>> start GIVEN DATA

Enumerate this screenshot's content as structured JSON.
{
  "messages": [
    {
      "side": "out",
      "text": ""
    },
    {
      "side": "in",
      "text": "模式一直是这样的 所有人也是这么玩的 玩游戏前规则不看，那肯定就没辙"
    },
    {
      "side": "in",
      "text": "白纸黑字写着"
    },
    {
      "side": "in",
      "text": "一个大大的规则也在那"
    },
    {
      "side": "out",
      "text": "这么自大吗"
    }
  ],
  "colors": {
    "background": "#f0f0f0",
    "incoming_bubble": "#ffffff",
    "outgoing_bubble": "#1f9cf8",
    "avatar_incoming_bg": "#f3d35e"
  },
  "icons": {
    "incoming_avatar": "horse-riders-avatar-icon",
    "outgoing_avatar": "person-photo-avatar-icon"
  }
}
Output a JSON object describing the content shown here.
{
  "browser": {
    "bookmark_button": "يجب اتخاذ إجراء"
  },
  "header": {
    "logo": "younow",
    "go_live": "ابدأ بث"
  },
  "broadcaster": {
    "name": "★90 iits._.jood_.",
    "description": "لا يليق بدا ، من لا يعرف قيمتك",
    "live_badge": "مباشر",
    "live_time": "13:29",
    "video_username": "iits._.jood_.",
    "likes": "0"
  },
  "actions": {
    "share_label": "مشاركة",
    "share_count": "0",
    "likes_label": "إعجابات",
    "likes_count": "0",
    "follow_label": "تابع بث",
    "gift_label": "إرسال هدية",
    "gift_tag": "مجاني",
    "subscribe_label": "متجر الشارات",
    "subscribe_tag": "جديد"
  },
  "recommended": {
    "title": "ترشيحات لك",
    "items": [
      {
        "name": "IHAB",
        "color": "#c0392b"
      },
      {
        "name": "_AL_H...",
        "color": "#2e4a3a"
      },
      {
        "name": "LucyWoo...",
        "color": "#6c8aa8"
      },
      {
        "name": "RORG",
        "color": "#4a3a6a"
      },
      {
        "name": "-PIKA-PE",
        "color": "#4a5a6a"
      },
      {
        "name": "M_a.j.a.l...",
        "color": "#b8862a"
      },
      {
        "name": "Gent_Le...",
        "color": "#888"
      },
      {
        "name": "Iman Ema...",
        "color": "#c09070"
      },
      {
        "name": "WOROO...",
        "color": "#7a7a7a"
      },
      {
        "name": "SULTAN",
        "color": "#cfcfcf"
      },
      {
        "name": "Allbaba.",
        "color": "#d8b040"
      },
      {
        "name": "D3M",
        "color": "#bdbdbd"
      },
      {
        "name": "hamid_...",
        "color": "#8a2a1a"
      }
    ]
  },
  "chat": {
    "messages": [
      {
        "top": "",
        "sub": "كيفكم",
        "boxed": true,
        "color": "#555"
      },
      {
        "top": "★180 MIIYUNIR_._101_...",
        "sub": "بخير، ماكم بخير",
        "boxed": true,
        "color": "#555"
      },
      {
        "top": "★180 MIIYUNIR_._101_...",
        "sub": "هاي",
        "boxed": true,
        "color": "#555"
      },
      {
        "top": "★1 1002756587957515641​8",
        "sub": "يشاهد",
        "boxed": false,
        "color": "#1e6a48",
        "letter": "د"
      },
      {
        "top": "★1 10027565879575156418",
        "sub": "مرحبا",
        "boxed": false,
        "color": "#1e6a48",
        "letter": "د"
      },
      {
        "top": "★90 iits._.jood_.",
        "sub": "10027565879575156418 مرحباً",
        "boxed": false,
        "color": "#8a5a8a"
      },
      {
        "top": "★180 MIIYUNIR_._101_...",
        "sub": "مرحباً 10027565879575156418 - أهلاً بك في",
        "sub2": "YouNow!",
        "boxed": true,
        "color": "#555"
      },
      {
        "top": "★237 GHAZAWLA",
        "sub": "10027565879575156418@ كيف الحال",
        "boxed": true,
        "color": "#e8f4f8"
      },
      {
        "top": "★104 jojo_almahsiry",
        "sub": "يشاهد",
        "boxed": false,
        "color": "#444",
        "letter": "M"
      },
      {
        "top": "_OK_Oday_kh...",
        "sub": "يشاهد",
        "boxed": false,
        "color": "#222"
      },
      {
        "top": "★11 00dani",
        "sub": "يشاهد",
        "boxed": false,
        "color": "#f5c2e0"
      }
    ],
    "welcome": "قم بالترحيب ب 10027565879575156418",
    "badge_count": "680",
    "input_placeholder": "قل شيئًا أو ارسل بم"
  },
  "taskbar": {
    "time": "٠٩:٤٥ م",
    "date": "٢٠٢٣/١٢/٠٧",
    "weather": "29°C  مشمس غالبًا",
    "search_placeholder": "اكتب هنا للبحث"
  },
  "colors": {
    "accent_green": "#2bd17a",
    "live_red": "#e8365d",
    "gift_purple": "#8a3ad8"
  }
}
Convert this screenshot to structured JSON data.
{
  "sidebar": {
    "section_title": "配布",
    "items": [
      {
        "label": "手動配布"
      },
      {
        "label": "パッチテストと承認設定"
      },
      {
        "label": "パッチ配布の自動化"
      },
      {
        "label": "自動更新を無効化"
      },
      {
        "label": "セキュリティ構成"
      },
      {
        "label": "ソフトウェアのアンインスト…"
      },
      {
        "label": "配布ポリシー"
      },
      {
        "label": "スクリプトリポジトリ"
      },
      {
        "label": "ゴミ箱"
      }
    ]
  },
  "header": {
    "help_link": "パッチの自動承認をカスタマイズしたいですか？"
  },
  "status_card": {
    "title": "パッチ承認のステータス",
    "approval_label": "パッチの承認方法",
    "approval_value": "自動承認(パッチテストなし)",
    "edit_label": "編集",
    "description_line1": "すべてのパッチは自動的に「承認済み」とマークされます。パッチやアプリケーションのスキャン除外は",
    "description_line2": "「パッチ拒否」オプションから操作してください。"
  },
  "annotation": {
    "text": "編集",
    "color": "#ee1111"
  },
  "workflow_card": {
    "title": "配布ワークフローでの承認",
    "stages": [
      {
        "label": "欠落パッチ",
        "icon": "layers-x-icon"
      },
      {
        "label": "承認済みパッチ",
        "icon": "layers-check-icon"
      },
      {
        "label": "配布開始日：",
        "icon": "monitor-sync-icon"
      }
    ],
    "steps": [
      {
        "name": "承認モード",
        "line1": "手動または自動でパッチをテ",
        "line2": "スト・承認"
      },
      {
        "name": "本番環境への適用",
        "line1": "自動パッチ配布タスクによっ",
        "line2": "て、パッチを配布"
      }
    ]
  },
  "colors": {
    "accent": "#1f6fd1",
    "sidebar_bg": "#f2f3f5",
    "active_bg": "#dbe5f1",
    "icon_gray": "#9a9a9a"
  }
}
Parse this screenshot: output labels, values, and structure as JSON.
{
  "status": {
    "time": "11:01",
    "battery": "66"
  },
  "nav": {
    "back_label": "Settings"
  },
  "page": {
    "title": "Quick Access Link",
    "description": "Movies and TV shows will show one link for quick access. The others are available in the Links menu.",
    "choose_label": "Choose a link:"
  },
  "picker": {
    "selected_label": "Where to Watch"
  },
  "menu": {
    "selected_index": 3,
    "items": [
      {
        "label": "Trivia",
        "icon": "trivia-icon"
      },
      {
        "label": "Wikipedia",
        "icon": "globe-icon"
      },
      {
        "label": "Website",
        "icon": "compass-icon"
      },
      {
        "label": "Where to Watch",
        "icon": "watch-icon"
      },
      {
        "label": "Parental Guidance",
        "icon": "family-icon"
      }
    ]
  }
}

>> end GIVEN DATA

**INSTRUCTIONS FOR THE TASK**
Output the listing above without altering a single character.

**TASK SOLUTION**
Enumerate this screenshot's content as structured JSON.
{
  "messages": [
    {
      "side": "out",
      "text": ""
    },
    {
      "side": "in",
      "text": "模式一直是这样的 所有人也是这么玩的 玩游戏前规则不看，那肯定就没辙"
    },
    {
      "side": "in",
      "text": "白纸黑字写着"
    },
    {
      "side": "in",
      "text": "一个大大的规则也在那"
    },
    {
      "side": "out",
      "text": "这么自大吗"
    }
  ],
  "colors": {
    "background": "#f0f0f0",
    "incoming_bubble": "#ffffff",
    "outgoing_bubble": "#1f9cf8",
    "avatar_incoming_bg": "#f3d35e"
  },
  "icons": {
    "incoming_avatar": "horse-riders-avatar-icon",
    "outgoing_avatar": "person-photo-avatar-icon"
  }
}
Output a JSON object describing the content shown here.
{
  "browser": {
    "bookmark_button": "يجب اتخاذ إجراء"
  },
  "header": {
    "logo": "younow",
    "go_live": "ابدأ بث"
  },
  "broadcaster": {
    "name": "★90 iits._.jood_.",
    "description": "لا يليق بدا ، من لا يعرف قيمتك",
    "live_badge": "مباشر",
    "live_time": "13:29",
    "video_username": "iits._.jood_.",
    "likes": "0"
  },
  "actions": {
    "share_label": "مشاركة",
    "share_count": "0",
    "likes_label": "إعجابات",
    "likes_count": "0",
    "follow_label": "تابع بث",
    "gift_label": "إرسال هدية",
    "gift_tag": "مجاني",
    "subscribe_label": "متجر الشارات",
    "subscribe_tag": "جديد"
  },
  "recommended": {
    "title": "ترشيحات لك",
    "items": [
      {
        "name": "IHAB",
        "color": "#c0392b"
      },
      {
        "name": "_AL_H...",
        "color": "#2e4a3a"
      },
      {
        "name": "LucyWoo...",
        "color": "#6c8aa8"
      },
      {
        "name": "RORG",
        "color": "#4a3a6a"
      },
      {
        "name": "-PIKA-PE",
        "color": "#4a5a6a"
      },
      {
        "name": "M_a.j.a.l...",
        "color": "#b8862a"
      },
      {
        "name": "Gent_Le...",
        "color": "#888"
      },
      {
        "name": "Iman Ema...",
        "color": "#c09070"
      },
      {
        "name": "WOROO...",
        "color": "#7a7a7a"
      },
      {
        "name": "SULTAN",
        "color": "#cfcfcf"
      },
      {
        "name": "Allbaba.",
        "color": "#d8b040"
      },
      {
        "name": "D3M",
        "color": "#bdbdbd"
      },
      {
        "name": "hamid_...",
        "color": "#8a2a1a"
      }
    ]
  },
  "chat": {
    "messages": [
      {
        "top": "",
        "sub": "كيفكم",
        "boxed": true,
        "color": "#555"
      },
      {
        "top": "★180 MIIYUNIR_._101_...",
        "sub": "بخير، ماكم بخير",
        "boxed": true,
        "color": "#555"
      },
      {
        "top": "★180 MIIYUNIR_._101_...",
        "sub": "هاي",
        "boxed": true,
        "color": "#555"
      },
      {
        "top": "★1 1002756587957515641​8",
        "sub": "يشاهد",
        "boxed": false,
        "color": "#1e6a48",
        "letter": "د"
      },
      {
        "top": "★1 10027565879575156418",
        "sub": "مرحبا",
        "boxed": false,
        "color": "#1e6a48",
        "letter": "د"
      },
      {
        "top": "★90 iits._.jood_.",
        "sub": "10027565879575156418 مرحباً",
        "boxed": false,
        "color": "#8a5a8a"
      },
      {
        "top": "★180 MIIYUNIR_._101_...",
        "sub": "مرحباً 10027565879575156418 - أهلاً بك في",
        "sub2": "YouNow!",
        "boxed": true,
        "color": "#555"
      },
      {
        "top": "★237 GHAZAWLA",
        "sub": "10027565879575156418@ كيف الحال",
        "boxed": true,
        "color": "#e8f4f8"
      },
      {
        "top": "★104 jojo_almahsiry",
        "sub": "يشاهد",
        "boxed": false,
        "color": "#444",
        "letter": "M"
      },
      {
        "top": "_OK_Oday_kh...",
        "sub": "يشاهد",
        "boxed": false,
        "color": "#222"
      },
      {
        "top": "★11 00dani",
        "sub": "يشاهد",
        "boxed": false,
        "color": "#f5c2e0"
      }
    ],
    "welcome": "قم بالترحيب ب 10027565879575156418",
    "badge_count": "680",
    "input_placeholder": "قل شيئًا أو ارسل بم"
  },
  "taskbar": {
    "time": "٠٩:٤٥ م",
    "date": "٢٠٢٣/١٢/٠٧",
    "weather": "29°C  مشمس غالبًا",
    "search_placeholder": "اكتب هنا للبحث"
  },
  "colors": {
    "accent_green": "#2bd17a",
    "live_red": "#e8365d",
    "gift_purple": "#8a3ad8"
  }
}
Convert this screenshot to structured JSON data.
{
  "sidebar": {
    "section_title": "配布",
    "items": [
      {
        "label": "手動配布"
      },
      {
        "label": "パッチテストと承認設定"
      },
      {
        "label": "パッチ配布の自動化"
      },
      {
        "label": "自動更新を無効化"
      },
      {
        "label": "セキュリティ構成"
      },
      {
        "label": "ソフトウェアのアンインスト…"
      },
      {
        "label": "配布ポリシー"
      },
      {
        "label": "スクリプトリポジトリ"
      },
      {
        "label": "ゴミ箱"
      }
    ]
  },
  "header": {
    "help_link": "パッチの自動承認をカスタマイズしたいですか？"
  },
  "status_card": {
    "title": "パッチ承認のステータス",
    "approval_label": "パッチの承認方法",
    "approval_value": "自動承認(パッチテストなし)",
    "edit_label": "編集",
    "description_line1": "すべてのパッチは自動的に「承認済み」とマークされます。パッチやアプリケーションのスキャン除外は",
    "description_line2": "「パッチ拒否」オプションから操作してください。"
  },
  "annotation": {
    "text": "編集",
    "color": "#ee1111"
  },
  "workflow_card": {
    "title": "配布ワークフローでの承認",
    "stages": [
      {
        "label": "欠落パッチ",
        "icon": "layers-x-icon"
      },
      {
        "label": "承認済みパッチ",
        "icon": "layers-check-icon"
      },
      {
        "label": "配布開始日：",
        "icon": "monitor-sync-icon"
      }
    ],
    "steps": [
      {
        "name": "承認モード",
        "line1": "手動または自動でパッチをテ",
        "line2": "スト・承認"
      },
      {
        "name": "本番環境への適用",
        "line1": "自動パッチ配布タスクによっ",
        "line2": "て、パッチを配布"
      }
    ]
  },
  "colors": {
    "accent": "#1f6fd1",
    "sidebar_bg": "#f2f3f5",
    "active_bg": "#dbe5f1",
    "icon_gray": "#9a9a9a"
  }
}
Parse this screenshot: output labels, values, and structure as JSON.
{
  "status": {
    "time": "11:01",
    "battery": "66"
  },
  "nav": {
    "back_label": "Settings"
  },
  "page": {
    "title": "Quick Access Link",
    "description": "Movies and TV shows will show one link for quick access. The others are available in the Links menu.",
    "choose_label": "Choose a link:"
  },
  "picker": {
    "selected_label": "Where to Watch"
  },
  "menu": {
    "selected_index": 3,
    "items": [
      {
        "label": "Trivia",
        "icon": "trivia-icon"
      },
      {
        "label": "Wikipedia",
        "icon": "globe-icon"
      },
      {
        "label": "Website",
        "icon": "compass-icon"
      },
      {
        "label": "Where to Watch",
        "icon": "watch-icon"
      },
      {
        "label": "Parental Guidance",
        "icon": "family-icon"
      }
    ]
  }
}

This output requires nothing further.